• Work to do:
Write out the data again in full, exactly as it reads.

• Record set:
┏━━
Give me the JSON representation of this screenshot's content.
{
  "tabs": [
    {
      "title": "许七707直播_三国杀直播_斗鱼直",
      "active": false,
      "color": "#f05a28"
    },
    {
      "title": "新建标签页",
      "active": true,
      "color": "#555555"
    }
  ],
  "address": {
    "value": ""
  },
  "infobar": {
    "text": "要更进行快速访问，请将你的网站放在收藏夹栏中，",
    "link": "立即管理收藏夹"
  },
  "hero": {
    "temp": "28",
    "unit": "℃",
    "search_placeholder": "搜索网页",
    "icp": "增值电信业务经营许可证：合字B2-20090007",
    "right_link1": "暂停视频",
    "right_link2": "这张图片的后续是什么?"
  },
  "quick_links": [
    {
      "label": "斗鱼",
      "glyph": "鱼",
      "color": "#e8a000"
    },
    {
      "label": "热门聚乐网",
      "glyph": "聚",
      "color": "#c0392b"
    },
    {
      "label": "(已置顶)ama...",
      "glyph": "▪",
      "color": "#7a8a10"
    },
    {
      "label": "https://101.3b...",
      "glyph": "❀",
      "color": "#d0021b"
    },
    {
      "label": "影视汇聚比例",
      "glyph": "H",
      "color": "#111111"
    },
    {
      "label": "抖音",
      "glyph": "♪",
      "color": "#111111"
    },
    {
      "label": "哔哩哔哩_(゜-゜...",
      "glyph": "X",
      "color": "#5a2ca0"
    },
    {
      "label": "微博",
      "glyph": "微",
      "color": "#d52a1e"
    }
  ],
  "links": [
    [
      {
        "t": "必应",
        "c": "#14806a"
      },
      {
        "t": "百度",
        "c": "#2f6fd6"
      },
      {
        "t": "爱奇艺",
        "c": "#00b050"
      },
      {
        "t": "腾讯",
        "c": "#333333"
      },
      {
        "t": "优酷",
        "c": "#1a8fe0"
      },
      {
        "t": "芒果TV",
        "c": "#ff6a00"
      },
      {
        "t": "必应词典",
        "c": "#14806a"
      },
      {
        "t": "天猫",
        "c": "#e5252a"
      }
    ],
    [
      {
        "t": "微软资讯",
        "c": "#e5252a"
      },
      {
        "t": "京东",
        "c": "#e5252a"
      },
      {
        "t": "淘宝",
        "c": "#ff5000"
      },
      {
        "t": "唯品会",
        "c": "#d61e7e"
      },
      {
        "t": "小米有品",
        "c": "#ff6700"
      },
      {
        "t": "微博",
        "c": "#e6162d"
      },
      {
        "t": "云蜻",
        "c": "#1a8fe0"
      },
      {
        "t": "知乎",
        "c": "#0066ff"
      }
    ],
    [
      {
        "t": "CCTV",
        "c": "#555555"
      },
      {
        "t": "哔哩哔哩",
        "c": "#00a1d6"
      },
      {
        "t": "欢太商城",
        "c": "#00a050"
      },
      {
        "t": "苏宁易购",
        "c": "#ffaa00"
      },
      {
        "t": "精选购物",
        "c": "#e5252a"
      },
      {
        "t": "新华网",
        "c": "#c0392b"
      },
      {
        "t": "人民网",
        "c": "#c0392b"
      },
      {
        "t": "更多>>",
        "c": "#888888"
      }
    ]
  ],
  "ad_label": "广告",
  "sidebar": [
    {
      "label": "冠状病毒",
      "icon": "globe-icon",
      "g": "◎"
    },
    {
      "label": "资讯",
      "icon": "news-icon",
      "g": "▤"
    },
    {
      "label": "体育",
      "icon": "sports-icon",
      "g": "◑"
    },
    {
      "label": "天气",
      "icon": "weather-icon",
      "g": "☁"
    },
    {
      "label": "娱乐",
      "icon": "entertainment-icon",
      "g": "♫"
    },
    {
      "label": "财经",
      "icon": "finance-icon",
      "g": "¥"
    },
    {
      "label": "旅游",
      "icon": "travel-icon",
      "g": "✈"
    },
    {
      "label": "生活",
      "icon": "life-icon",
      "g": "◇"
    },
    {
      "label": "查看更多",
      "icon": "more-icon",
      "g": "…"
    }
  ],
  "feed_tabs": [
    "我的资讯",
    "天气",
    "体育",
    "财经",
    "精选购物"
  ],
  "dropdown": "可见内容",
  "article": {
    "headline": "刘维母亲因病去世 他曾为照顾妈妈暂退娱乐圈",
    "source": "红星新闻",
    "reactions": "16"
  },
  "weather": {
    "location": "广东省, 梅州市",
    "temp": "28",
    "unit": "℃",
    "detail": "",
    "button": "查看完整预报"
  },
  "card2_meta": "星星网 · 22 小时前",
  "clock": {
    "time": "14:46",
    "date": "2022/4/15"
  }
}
┗━━
• Output:
Give me the JSON representation of this screenshot's content.
{
  "tabs": [
    {
      "title": "许七707直播_三国杀直播_斗鱼直",
      "active": false,
      "color": "#f05a28"
    },
    {
      "title": "新建标签页",
      "active": true,
      "color": "#555555"
    }
  ],
  "address": {
    "value": ""
  },
  "infobar": {
    "text": "要更进行快速访问，请将你的网站放在收藏夹栏中，",
    "link": "立即管理收藏夹"
  },
  "hero": {
    "temp": "28",
    "unit": "℃",
    "search_placeholder": "搜索网页",
    "icp": "增值电信业务经营许可证：合字B2-20090007",
    "right_link1": "暂停视频",
    "right_link2": "这张图片的后续是什么?"
  },
  "quick_links": [
    {
      "label": "斗鱼",
      "glyph": "鱼",
      "color": "#e8a000"
    },
    {
      "label": "热门聚乐网",
      "glyph": "聚",
      "color": "#c0392b"
    },
    {
      "label": "(已置顶)ama...",
      "glyph": "▪",
      "color": "#7a8a10"
    },
    {
      "label": "https://101.3b...",
      "glyph": "❀",
      "color": "#d0021b"
    },
    {
      "label": "影视汇聚比例",
      "glyph": "H",
      "color": "#111111"
    },
    {
      "label": "抖音",
      "glyph": "♪",
      "color": "#111111"
    },
    {
      "label": "哔哩哔哩_(゜-゜...",
      "glyph": "X",
      "color": "#5a2ca0"
    },
    {
      "label": "微博",
      "glyph": "微",
      "color": "#d52a1e"
    }
  ],
  "links": [
    [
      {
        "t": "必应",
        "c": "#14806a"
      },
      {
        "t": "百度",
        "c": "#2f6fd6"
      },
      {
        "t": "爱奇艺",
        "c": "#00b050"
      },
      {
        "t": "腾讯",
        "c": "#333333"
      },
      {
        "t": "优酷",
        "c": "#1a8fe0"
      },
      {
        "t": "芒果TV",
        "c": "#ff6a00"
      },
      {
        "t": "必应词典",
        "c": "#14806a"
      },
      {
        "t": "天猫",
        "c": "#e5252a"
      }
    ],
    [
      {
        "t": "微软资讯",
        "c": "#e5252a"
      },
      {
        "t": "京东",
        "c": "#e5252a"
      },
      {
        "t": "淘宝",
        "c": "#ff5000"
      },
      {
        "t": "唯品会",
        "c": "#d61e7e"
      },
      {
        "t": "小米有品",
        "c": "#ff6700"
      },
      {
        "t": "微博",
        "c": "#e6162d"
      },
      {
        "t": "云蜻",
        "c": "#1a8fe0"
      },
      {
        "t": "知乎",
        "c": "#0066ff"
      }
    ],
    [
      {
        "t": "CCTV",
        "c": "#555555"
      },
      {
        "t": "哔哩哔哩",
        "c": "#00a1d6"
      },
      {
        "t": "欢太商城",
        "c": "#00a050"
      },
      {
        "t": "苏宁易购",
        "c": "#ffaa00"
      },
      {
        "t": "精选购物",
        "c": "#e5252a"
      },
      {
        "t": "新华网",
        "c": "#c0392b"
      },
      {
        "t": "人民网",
        "c": "#c0392b"
      },
      {
        "t": "更多>>",
        "c": "#888888"
      }
    ]
  ],
  "ad_label": "广告",
  "sidebar": [
    {
      "label": "冠状病毒",
      "icon": "globe-icon",
      "g": "◎"
    },
    {
      "label": "资讯",
      "icon": "news-icon",
      "g": "▤"
    },
    {
      "label": "体育",
      "icon": "sports-icon",
      "g": "◑"
    },
    {
      "label": "天气",
      "icon": "weather-icon",
      "g": "☁"
    },
    {
      "label": "娱乐",
      "icon": "entertainment-icon",
      "g": "♫"
    },
    {
      "label": "财经",
      "icon": "finance-icon",
      "g": "¥"
    },
    {
      "label": "旅游",
      "icon": "travel-icon",
      "g": "✈"
    },
    {
      "label": "生活",
      "icon": "life-icon",
      "g": "◇"
    },
    {
      "label": "查看更多",
      "icon": "more-icon",
      "g": "…"
    }
  ],
  "feed_tabs": [
    "我的资讯",
    "天气",
    "体育",
    "财经",
    "精选购物"
  ],
  "dropdown": "可见内容",
  "article": {
    "headline": "刘维母亲因病去世 他曾为照顾妈妈暂退娱乐圈",
    "source": "红星新闻",
    "reactions": "16"
  },
  "weather": {
    "location": "广东省, 梅州市",
    "temp": "28",
    "unit": "℃",
    "detail": "",
    "button": "查看完整预报"
  },
  "card2_meta": "星星网 · 22 小时前",
  "clock": {
    "time": "14:46",
    "date": "2022/4/15"
  }
}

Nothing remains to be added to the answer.